■ Extracted records:
/---
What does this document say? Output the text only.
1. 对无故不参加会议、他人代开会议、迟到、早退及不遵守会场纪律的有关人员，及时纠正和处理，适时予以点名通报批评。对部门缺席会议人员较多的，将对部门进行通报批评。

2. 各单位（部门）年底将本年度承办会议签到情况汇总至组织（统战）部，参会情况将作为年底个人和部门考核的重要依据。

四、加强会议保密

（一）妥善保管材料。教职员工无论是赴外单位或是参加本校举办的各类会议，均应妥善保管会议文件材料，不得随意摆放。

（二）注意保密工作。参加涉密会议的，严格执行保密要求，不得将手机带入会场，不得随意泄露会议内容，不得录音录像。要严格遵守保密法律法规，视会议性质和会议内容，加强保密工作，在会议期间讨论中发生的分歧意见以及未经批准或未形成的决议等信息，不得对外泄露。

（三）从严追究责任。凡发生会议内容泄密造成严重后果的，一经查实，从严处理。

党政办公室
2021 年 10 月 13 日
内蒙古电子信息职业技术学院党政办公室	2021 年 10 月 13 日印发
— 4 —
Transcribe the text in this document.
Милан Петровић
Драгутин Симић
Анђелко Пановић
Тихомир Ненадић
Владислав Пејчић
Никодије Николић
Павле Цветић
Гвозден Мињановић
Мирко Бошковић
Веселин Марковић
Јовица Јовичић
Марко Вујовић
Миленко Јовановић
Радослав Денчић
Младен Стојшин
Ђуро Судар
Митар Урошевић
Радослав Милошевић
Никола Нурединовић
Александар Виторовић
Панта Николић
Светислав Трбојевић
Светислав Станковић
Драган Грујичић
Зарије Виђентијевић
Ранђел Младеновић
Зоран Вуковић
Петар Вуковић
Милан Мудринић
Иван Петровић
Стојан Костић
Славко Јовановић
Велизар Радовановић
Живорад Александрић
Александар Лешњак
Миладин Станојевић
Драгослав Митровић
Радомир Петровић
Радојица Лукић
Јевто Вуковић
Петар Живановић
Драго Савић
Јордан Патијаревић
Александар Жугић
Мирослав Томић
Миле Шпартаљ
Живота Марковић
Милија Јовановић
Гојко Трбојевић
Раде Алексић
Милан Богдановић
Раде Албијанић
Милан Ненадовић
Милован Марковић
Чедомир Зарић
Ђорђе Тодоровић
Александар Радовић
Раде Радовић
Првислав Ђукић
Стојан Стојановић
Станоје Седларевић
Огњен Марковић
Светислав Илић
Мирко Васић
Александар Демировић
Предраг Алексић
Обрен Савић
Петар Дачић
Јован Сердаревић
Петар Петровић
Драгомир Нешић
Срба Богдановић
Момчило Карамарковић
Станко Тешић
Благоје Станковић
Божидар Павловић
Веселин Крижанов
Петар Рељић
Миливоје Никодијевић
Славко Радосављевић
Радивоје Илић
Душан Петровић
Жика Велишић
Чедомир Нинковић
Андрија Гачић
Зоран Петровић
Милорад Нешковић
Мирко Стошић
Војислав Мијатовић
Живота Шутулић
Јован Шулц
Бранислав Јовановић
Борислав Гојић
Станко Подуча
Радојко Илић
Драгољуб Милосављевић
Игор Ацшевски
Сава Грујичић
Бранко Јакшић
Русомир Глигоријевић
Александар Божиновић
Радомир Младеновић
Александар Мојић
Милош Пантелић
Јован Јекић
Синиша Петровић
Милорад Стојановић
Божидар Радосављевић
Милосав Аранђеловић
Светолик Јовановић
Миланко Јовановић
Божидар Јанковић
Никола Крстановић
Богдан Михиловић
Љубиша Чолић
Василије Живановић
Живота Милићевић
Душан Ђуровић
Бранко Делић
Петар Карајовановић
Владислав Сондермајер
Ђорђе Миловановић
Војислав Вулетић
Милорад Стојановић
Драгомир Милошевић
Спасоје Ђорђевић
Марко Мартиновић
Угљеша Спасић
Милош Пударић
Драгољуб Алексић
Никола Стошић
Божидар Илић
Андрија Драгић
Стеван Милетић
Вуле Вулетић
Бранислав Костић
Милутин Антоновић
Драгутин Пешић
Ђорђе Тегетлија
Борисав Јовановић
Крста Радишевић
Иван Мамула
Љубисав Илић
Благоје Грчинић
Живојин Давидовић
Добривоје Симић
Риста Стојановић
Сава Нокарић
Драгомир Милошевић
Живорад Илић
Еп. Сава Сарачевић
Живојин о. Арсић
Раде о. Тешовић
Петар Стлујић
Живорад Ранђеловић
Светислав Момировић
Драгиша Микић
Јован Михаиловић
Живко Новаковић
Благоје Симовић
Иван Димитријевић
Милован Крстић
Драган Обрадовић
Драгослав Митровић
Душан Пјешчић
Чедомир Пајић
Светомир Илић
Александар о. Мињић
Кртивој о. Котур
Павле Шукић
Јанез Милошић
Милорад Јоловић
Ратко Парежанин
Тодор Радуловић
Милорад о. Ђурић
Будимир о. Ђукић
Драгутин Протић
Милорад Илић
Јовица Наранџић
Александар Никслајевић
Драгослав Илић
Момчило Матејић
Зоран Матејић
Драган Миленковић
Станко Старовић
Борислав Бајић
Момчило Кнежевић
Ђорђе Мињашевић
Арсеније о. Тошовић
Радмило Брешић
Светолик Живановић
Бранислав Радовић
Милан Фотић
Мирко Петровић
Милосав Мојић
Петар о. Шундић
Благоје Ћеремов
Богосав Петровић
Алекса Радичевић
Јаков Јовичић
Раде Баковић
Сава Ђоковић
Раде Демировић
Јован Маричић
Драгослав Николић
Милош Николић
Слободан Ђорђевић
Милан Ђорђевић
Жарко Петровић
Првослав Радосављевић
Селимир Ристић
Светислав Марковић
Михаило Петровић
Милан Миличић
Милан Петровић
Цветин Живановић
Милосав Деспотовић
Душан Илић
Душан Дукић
\---
■ Exercise directions: Pull out each record as written and restate it exactly.

■ Final result:
What does this document say? Output the text only.
1. 对无故不参加会议、他人代开会议、迟到、早退及不遵守会场纪律的有关人员，及时纠正和处理，适时予以点名通报批评。对部门缺席会议人员较多的，将对部门进行通报批评。

2. 各单位（部门）年底将本年度承办会议签到情况汇总至组织（统战）部，参会情况将作为年底个人和部门考核的重要依据。

四、加强会议保密

（一）妥善保管材料。教职员工无论是赴外单位或是参加本校举办的各类会议，均应妥善保管会议文件材料，不得随意摆放。

（二）注意保密工作。参加涉密会议的，严格执行保密要求，不得将手机带入会场，不得随意泄露会议内容，不得录音录像。要严格遵守保密法律法规，视会议性质和会议内容，加强保密工作，在会议期间讨论中发生的分歧意见以及未经批准或未形成的决议等信息，不得对外泄露。

（三）从严追究责任。凡发生会议内容泄密造成严重后果的，一经查实，从严处理。

党政办公室
2021 年 10 月 13 日
内蒙古电子信息职业技术学院党政办公室	2021 年 10 月 13 日印发
— 4 —
Transcribe the text in this document.
Милан Петровић
Драгутин Симић
Анђелко Пановић
Тихомир Ненадић
Владислав Пејчић
Никодије Николић
Павле Цветић
Гвозден Мињановић
Мирко Бошковић
Веселин Марковић
Јовица Јовичић
Марко Вујовић
Миленко Јовановић
Радослав Денчић
Младен Стојшин
Ђуро Судар
Митар Урошевић
Радослав Милошевић
Никола Нурединовић
Александар Виторовић
Панта Николић
Светислав Трбојевић
Светислав Станковић
Драган Грујичић
Зарије Виђентијевић
Ранђел Младеновић
Зоран Вуковић
Петар Вуковић
Милан Мудринић
Иван Петровић
Стојан Костић
Славко Јовановић
Велизар Радовановић
Живорад Александрић
Александар Лешњак
Миладин Станојевић
Драгослав Митровић
Радомир Петровић
Радојица Лукић
Јевто Вуковић
Петар Живановић
Драго Савић
Јордан Патијаревић
Александар Жугић
Мирослав Томић
Миле Шпартаљ
Живота Марковић
Милија Јовановић
Гојко Трбојевић
Раде Алексић
Милан Богдановић
Раде Албијанић
Милан Ненадовић
Милован Марковић
Чедомир Зарић
Ђорђе Тодоровић
Александар Радовић
Раде Радовић
Првислав Ђукић
Стојан Стојановић
Станоје Седларевић
Огњен Марковић
Светислав Илић
Мирко Васић
Александар Демировић
Предраг Алексић
Обрен Савић
Петар Дачић
Јован Сердаревић
Петар Петровић
Драгомир Нешић
Срба Богдановић
Момчило Карамарковић
Станко Тешић
Благоје Станковић
Божидар Павловић
Веселин Крижанов
Петар Рељић
Миливоје Никодијевић
Славко Радосављевић
Радивоје Илић
Душан Петровић
Жика Велишић
Чедомир Нинковић
Андрија Гачић
Зоран Петровић
Милорад Нешковић
Мирко Стошић
Војислав Мијатовић
Живота Шутулић
Јован Шулц
Бранислав Јовановић
Борислав Гојић
Станко Подуча
Радојко Илић
Драгољуб Милосављевић
Игор Ацшевски
Сава Грујичић
Бранко Јакшић
Русомир Глигоријевић
Александар Божиновић
Радомир Младеновић
Александар Мојић
Милош Пантелић
Јован Јекић
Синиша Петровић
Милорад Стојановић
Божидар Радосављевић
Милосав Аранђеловић
Светолик Јовановић
Миланко Јовановић
Божидар Јанковић
Никола Крстановић
Богдан Михиловић
Љубиша Чолић
Василије Живановић
Живота Милићевић
Душан Ђуровић
Бранко Делић
Петар Карајовановић
Владислав Сондермајер
Ђорђе Миловановић
Војислав Вулетић
Милорад Стојановић
Драгомир Милошевић
Спасоје Ђорђевић
Марко Мартиновић
Угљеша Спасић
Милош Пударић
Драгољуб Алексић
Никола Стошић
Божидар Илић
Андрија Драгић
Стеван Милетић
Вуле Вулетић
Бранислав Костић
Милутин Антоновић
Драгутин Пешић
Ђорђе Тегетлија
Борисав Јовановић
Крста Радишевић
Иван Мамула
Љубисав Илић
Благоје Грчинић
Живојин Давидовић
Добривоје Симић
Риста Стојановић
Сава Нокарић
Драгомир Милошевић
Живорад Илић
Еп. Сава Сарачевић
Живојин о. Арсић
Раде о. Тешовић
Петар Стлујић
Живорад Ранђеловић
Светислав Момировић
Драгиша Микић
Јован Михаиловић
Живко Новаковић
Благоје Симовић
Иван Димитријевић
Милован Крстић
Драган Обрадовић
Драгослав Митровић
Душан Пјешчић
Чедомир Пајић
Светомир Илић
Александар о. Мињић
Кртивој о. Котур
Павле Шукић
Јанез Милошић
Милорад Јоловић
Ратко Парежанин
Тодор Радуловић
Милорад о. Ђурић
Будимир о. Ђукић
Драгутин Протић
Милорад Илић
Јовица Наранџић
Александар Никслајевић
Драгослав Илић
Момчило Матејић
Зоран Матејић
Драган Миленковић
Станко Старовић
Борислав Бајић
Момчило Кнежевић
Ђорђе Мињашевић
Арсеније о. Тошовић
Радмило Брешић
Светолик Живановић
Бранислав Радовић
Милан Фотић
Мирко Петровић
Милосав Мојић
Петар о. Шундић
Благоје Ћеремов
Богосав Петровић
Алекса Радичевић
Јаков Јовичић
Раде Баковић
Сава Ђоковић
Раде Демировић
Јован Маричић
Драгослав Николић
Милош Николић
Слободан Ђорђевић
Милан Ђорђевић
Жарко Петровић
Првослав Радосављевић
Селимир Ристић
Светислав Марковић
Михаило Петровић
Милан Миличић
Милан Петровић
Цветин Живановић
Милосав Деспотовић
Душан Илић
Душан Дукић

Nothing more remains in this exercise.